(Dataset excerpt)
-- Start --
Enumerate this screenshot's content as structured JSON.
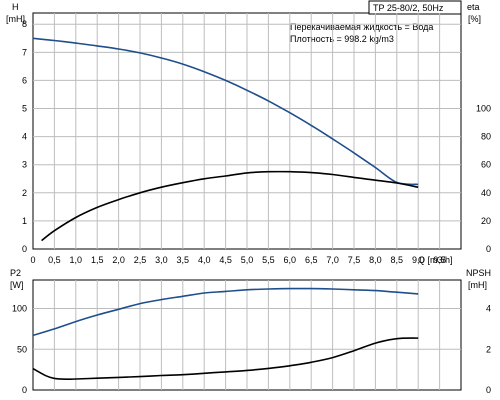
{
  "header": {
    "title": "TP 25-80/2, 50Hz",
    "fluid_line": "Перекачиваемая жидкость = Вода",
    "density_line": "Плотность = 998.2 kg/m3"
  },
  "axes": {
    "top_left_label": "H",
    "top_left_unit": "[mH]",
    "top_right_label": "eta",
    "top_right_unit": "[%]",
    "bottom_left_label": "P2",
    "bottom_left_unit": "[W]",
    "bottom_right_label": "NPSH",
    "bottom_right_unit": "[mH]",
    "x_label": "Q [m3/h]"
  },
  "chart_data": [
    {
      "type": "line",
      "panel": "top",
      "grid": true,
      "xlim": [
        0,
        10
      ],
      "x_ticks": [
        "0",
        "0,5",
        "1,0",
        "1,5",
        "2,0",
        "2,5",
        "3,0",
        "3,5",
        "4,0",
        "4,5",
        "5,0",
        "5,5",
        "6,0",
        "6,5",
        "7,0",
        "7,5",
        "8,0",
        "8,5",
        "9,0",
        "9,5"
      ],
      "ylim_left": [
        0,
        8.4
      ],
      "y_ticks_left": [
        "0",
        "1",
        "2",
        "3",
        "4",
        "5",
        "6",
        "7",
        "8"
      ],
      "ylim_right": [
        0,
        168
      ],
      "y_ticks_right": [
        "0",
        "20",
        "40",
        "60",
        "80",
        "100"
      ],
      "series": [
        {
          "axis": "left",
          "color": "#1f4e8c",
          "x": [
            0,
            0.5,
            1.0,
            1.5,
            2.0,
            2.5,
            3.0,
            3.5,
            4.0,
            4.5,
            5.0,
            5.5,
            6.0,
            6.5,
            7.0,
            7.5,
            8.0,
            8.5,
            9.0
          ],
          "values": [
            7.5,
            7.42,
            7.33,
            7.23,
            7.12,
            6.98,
            6.8,
            6.58,
            6.31,
            6.0,
            5.65,
            5.27,
            4.85,
            4.4,
            3.92,
            3.42,
            2.9,
            2.37,
            2.3
          ]
        },
        {
          "axis": "right",
          "color": "#000000",
          "x": [
            0.2,
            0.5,
            1.0,
            1.5,
            2.0,
            2.5,
            3.0,
            3.5,
            4.0,
            4.5,
            5.0,
            5.5,
            6.0,
            6.5,
            7.0,
            7.5,
            8.0,
            8.5,
            9.0
          ],
          "values": [
            6,
            13,
            22.4,
            29.6,
            35.2,
            40,
            44,
            47.2,
            50,
            52,
            54.2,
            55,
            55,
            54.4,
            53,
            51,
            49,
            47,
            44
          ]
        }
      ]
    },
    {
      "type": "line",
      "panel": "bottom",
      "grid": true,
      "xlim": [
        0,
        10
      ],
      "ylim_left": [
        0,
        135
      ],
      "y_ticks_left": [
        "0",
        "50",
        "100"
      ],
      "ylim_right": [
        0,
        5.4
      ],
      "y_ticks_right": [
        "0",
        "2",
        "4"
      ],
      "series": [
        {
          "axis": "left",
          "color": "#1f4e8c",
          "x": [
            0,
            0.5,
            1.0,
            1.5,
            2.0,
            2.5,
            3.0,
            3.5,
            4.0,
            4.5,
            5.0,
            5.5,
            6.0,
            6.5,
            7.0,
            7.5,
            8.0,
            8.5,
            9.0
          ],
          "values": [
            67,
            75,
            84,
            92,
            99,
            106,
            111,
            115,
            119,
            121,
            123,
            124,
            124.5,
            124.5,
            124,
            123,
            122,
            120,
            118
          ]
        },
        {
          "axis": "right",
          "color": "#000000",
          "x": [
            0,
            0.3,
            0.5,
            0.8,
            1.0,
            1.5,
            2.0,
            2.5,
            3.0,
            3.5,
            4.0,
            4.5,
            5.0,
            5.5,
            6.0,
            6.5,
            7.0,
            7.5,
            8.0,
            8.5,
            9.0
          ],
          "values": [
            1.05,
            0.7,
            0.57,
            0.53,
            0.54,
            0.58,
            0.62,
            0.66,
            0.71,
            0.75,
            0.82,
            0.89,
            0.96,
            1.06,
            1.19,
            1.36,
            1.59,
            1.93,
            2.3,
            2.52,
            2.55
          ]
        }
      ]
    }
  ]
}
-- End --
— REQUIREMENT —
Copy out all the records exactly, excluding pictures.

— RESPONSE FOR THIS EXERCISE —
Enumerate this screenshot's content as structured JSON.
{
  "header": {
    "title": "TP 25-80/2, 50Hz",
    "fluid_line": "Перекачиваемая жидкость = Вода",
    "density_line": "Плотность = 998.2 kg/m3"
  },
  "axes": {
    "top_left_label": "H",
    "top_left_unit": "[mH]",
    "top_right_label": "eta",
    "top_right_unit": "[%]",
    "bottom_left_label": "P2",
    "bottom_left_unit": "[W]",
    "bottom_right_label": "NPSH",
    "bottom_right_unit": "[mH]",
    "x_label": "Q [m3/h]"
  },
  "chart_data": [
    {
      "type": "line",
      "panel": "top",
      "grid": true,
      "xlim": [
        0,
        10
      ],
      "x_ticks": [
        "0",
        "0,5",
        "1,0",
        "1,5",
        "2,0",
        "2,5",
        "3,0",
        "3,5",
        "4,0",
        "4,5",
        "5,0",
        "5,5",
        "6,0",
        "6,5",
        "7,0",
        "7,5",
        "8,0",
        "8,5",
        "9,0",
        "9,5"
      ],
      "ylim_left": [
        0,
        8.4
      ],
      "y_ticks_left": [
        "0",
        "1",
        "2",
        "3",
        "4",
        "5",
        "6",
        "7",
        "8"
      ],
      "ylim_right": [
        0,
        168
      ],
      "y_ticks_right": [
        "0",
        "20",
        "40",
        "60",
        "80",
        "100"
      ],
      "series": [
        {
          "axis": "left",
          "color": "#1f4e8c",
          "x": [
            0,
            0.5,
            1.0,
            1.5,
            2.0,
            2.5,
            3.0,
            3.5,
            4.0,
            4.5,
            5.0,
            5.5,
            6.0,
            6.5,
            7.0,
            7.5,
            8.0,
            8.5,
            9.0
          ],
          "values": [
            7.5,
            7.42,
            7.33,
            7.23,
            7.12,
            6.98,
            6.8,
            6.58,
            6.31,
            6.0,
            5.65,
            5.27,
            4.85,
            4.4,
            3.92,
            3.42,
            2.9,
            2.37,
            2.3
          ]
        },
        {
          "axis": "right",
          "color": "#000000",
          "x": [
            0.2,
            0.5,
            1.0,
            1.5,
            2.0,
            2.5,
            3.0,
            3.5,
            4.0,
            4.5,
            5.0,
            5.5,
            6.0,
            6.5,
            7.0,
            7.5,
            8.0,
            8.5,
            9.0
          ],
          "values": [
            6,
            13,
            22.4,
            29.6,
            35.2,
            40,
            44,
            47.2,
            50,
            52,
            54.2,
            55,
            55,
            54.4,
            53,
            51,
            49,
            47,
            44
          ]
        }
      ]
    },
    {
      "type": "line",
      "panel": "bottom",
      "grid": true,
      "xlim": [
        0,
        10
      ],
      "ylim_left": [
        0,
        135
      ],
      "y_ticks_left": [
        "0",
        "50",
        "100"
      ],
      "ylim_right": [
        0,
        5.4
      ],
      "y_ticks_right": [
        "0",
        "2",
        "4"
      ],
      "series": [
        {
          "axis": "left",
          "color": "#1f4e8c",
          "x": [
            0,
            0.5,
            1.0,
            1.5,
            2.0,
            2.5,
            3.0,
            3.5,
            4.0,
            4.5,
            5.0,
            5.5,
            6.0,
            6.5,
            7.0,
            7.5,
            8.0,
            8.5,
            9.0
          ],
          "values": [
            67,
            75,
            84,
            92,
            99,
            106,
            111,
            115,
            119,
            121,
            123,
            124,
            124.5,
            124.5,
            124,
            123,
            122,
            120,
            118
          ]
        },
        {
          "axis": "right",
          "color": "#000000",
          "x": [
            0,
            0.3,
            0.5,
            0.8,
            1.0,
            1.5,
            2.0,
            2.5,
            3.0,
            3.5,
            4.0,
            4.5,
            5.0,
            5.5,
            6.0,
            6.5,
            7.0,
            7.5,
            8.0,
            8.5,
            9.0
          ],
          "values": [
            1.05,
            0.7,
            0.57,
            0.53,
            0.54,
            0.58,
            0.62,
            0.66,
            0.71,
            0.75,
            0.82,
            0.89,
            0.96,
            1.06,
            1.19,
            1.36,
            1.59,
            1.93,
            2.3,
            2.52,
            2.55
          ]
        }
      ]
    }
  ]
}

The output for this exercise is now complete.